Objective >> Work through the data line by line, gathering every line that has the word "this".

▼

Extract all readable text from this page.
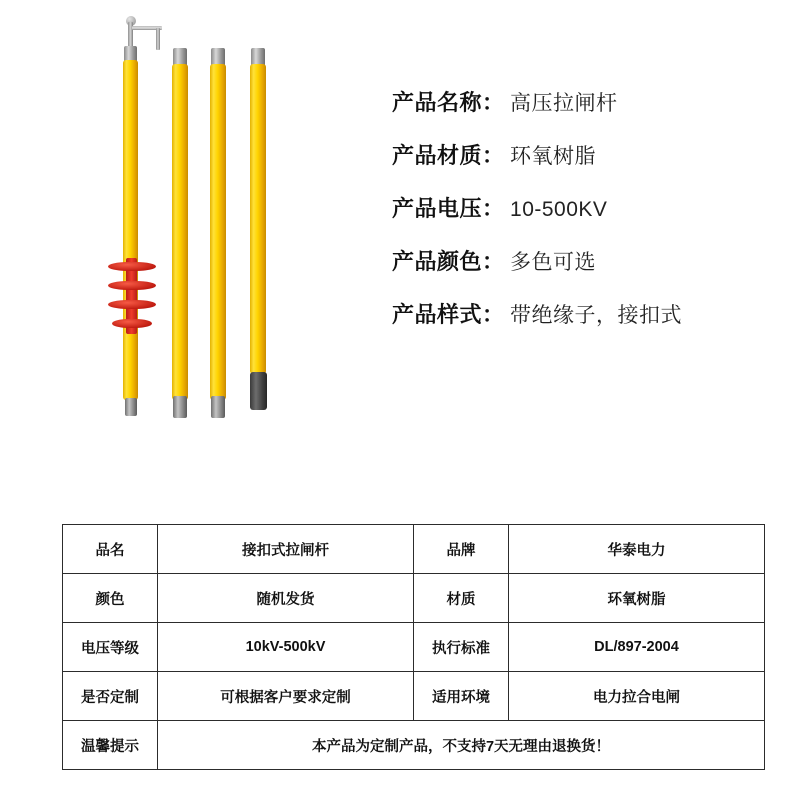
产品名称 ： 高压拉闸杆
产品材质 ： 环氧树脂
产品电压 ： 10-500KV
产品颜色 ： 多色可选
产品样式 ： 带绝缘子，接扣式
品名	接扣式拉闸杆	品牌	华泰电力
颜色	随机发货	材质	环氧树脂
电压等级	10kV-500kV	执行标准	DL/897-2004
是否定制	可根据客户要求定制	适用环境	电力拉合电闸
温馨提示	本产品为定制产品，不支持7天无理由退换货！		
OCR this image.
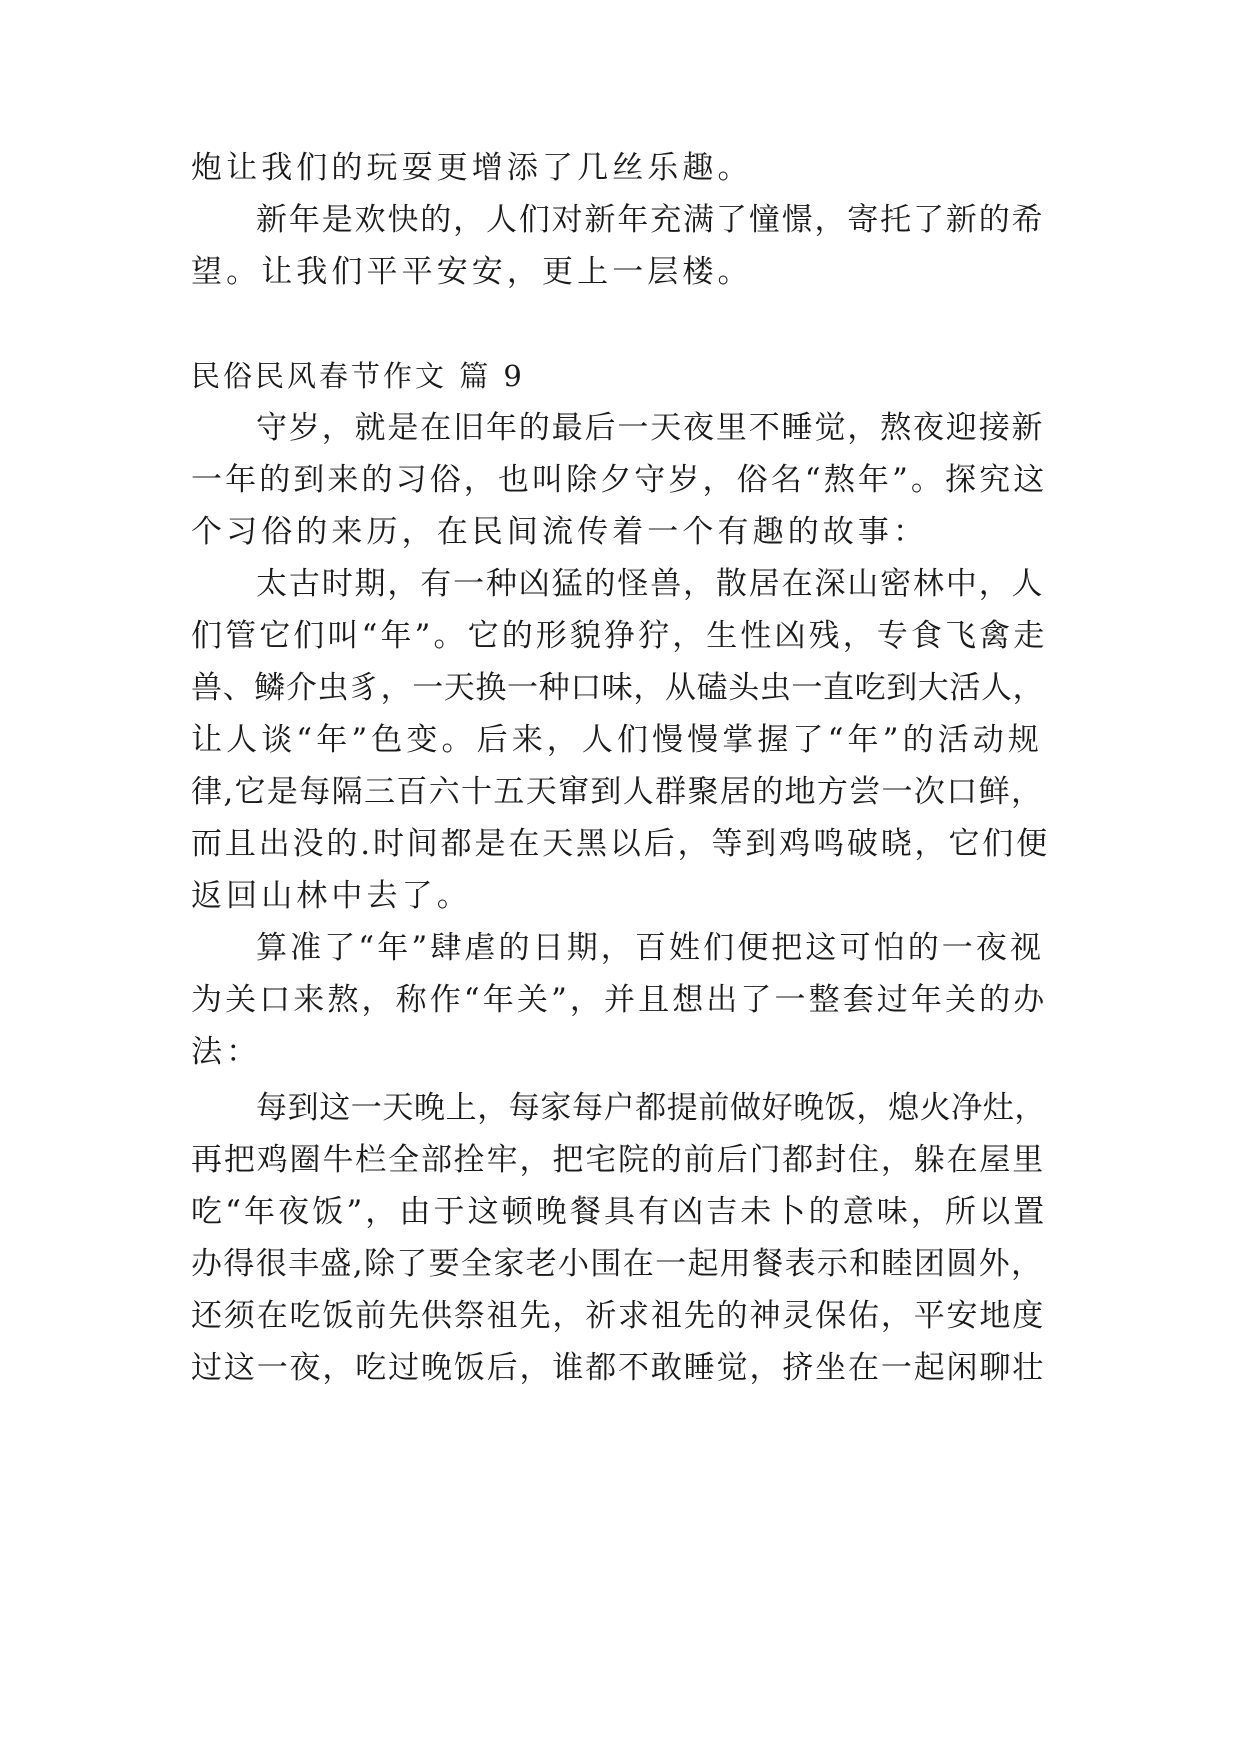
炮让我们的玩耍更增添了几丝乐趣。
新年是欢快的，人们对新年充满了憧憬，寄托了新的希
望。让我们平平安安，更上一层楼。
民俗民风春节作文 篇 9
守岁，就是在旧年的最后一天夜里不睡觉，熬夜迎接新
一年的到来的习俗，也叫除夕守岁，俗名“熬年”。探究这
个习俗的来历，在民间流传着一个有趣的故事：
太古时期，有一种凶猛的怪兽，散居在深山密林中，人
们管它们叫“年”。它的形貌狰狞，生性凶残，专食飞禽走
兽、鳞介虫豸，一天换一种口味，从磕头虫一直吃到大活人，
让人谈“年”色变。后来，人们慢慢掌握了“年”的活动规
律,它是每隔三百六十五天窜到人群聚居的地方尝一次口鲜，
而且出没的.时间都是在天黑以后，等到鸡鸣破晓，它们便
返回山林中去了。
算准了“年”肆虐的日期，百姓们便把这可怕的一夜视
为关口来熬，称作“年关”，并且想出了一整套过年关的办
法：
每到这一天晚上，每家每户都提前做好晚饭，熄火净灶，
再把鸡圈牛栏全部拴牢，把宅院的前后门都封住，躲在屋里
吃“年夜饭”，由于这顿晚餐具有凶吉未卜的意味，所以置
办得很丰盛,除了要全家老小围在一起用餐表示和睦团圆外，
还须在吃饭前先供祭祖先，祈求祖先的神灵保佑，平安地度
过这一夜，吃过晚饭后，谁都不敢睡觉，挤坐在一起闲聊壮
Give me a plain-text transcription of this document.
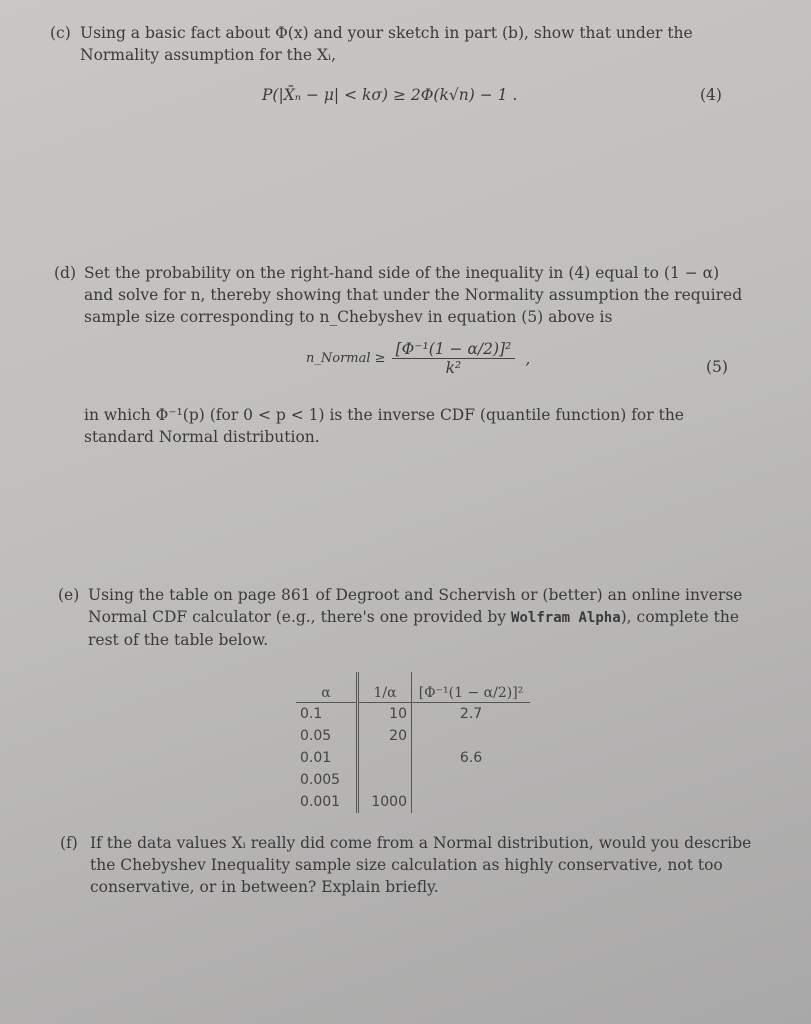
(c) Using a basic fact about Φ(x) and your sketch in part (b), show that under the
Normality assumption for the Xᵢ,
P(|X̄ₙ − μ| < kσ) ≥ 2Φ(k√n) − 1 .	(4)
(d) Set the probability on the right-hand side of the inequality in (4) equal to (1 − α)
and solve for n, thereby showing that under the Normality assumption the required
sample size corresponding to n_Chebyshev in equation (5) above is
n_Normal ≥ $\frac{\text{[Φ⁻¹(1 − α/2)]²}}{\text{k²}}$ ,	(5)
in which Φ⁻¹(p) (for 0 < p < 1) is the inverse CDF (quantile function) for the
standard Normal distribution.
(e) Using the table on page 861 of Degroot and Schervish or (better) an online inverse
Normal CDF calculator (e.g., there's one provided by Wolfram Alpha), complete the
rest of the table below.
α	1/α	[Φ⁻¹(1 − α/2)]²
0.1	10	2.7
0.05	20	
0.01		6.6
0.005		
0.001	1000	
(f) If the data values Xᵢ really did come from a Normal distribution, would you describe
the Chebyshev Inequality sample size calculation as highly conservative, not too
conservative, or in between? Explain briefly.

▲

The response >>
Extract all readable text from this page.
OCR this image.
Give me a plain-text transcription of this document.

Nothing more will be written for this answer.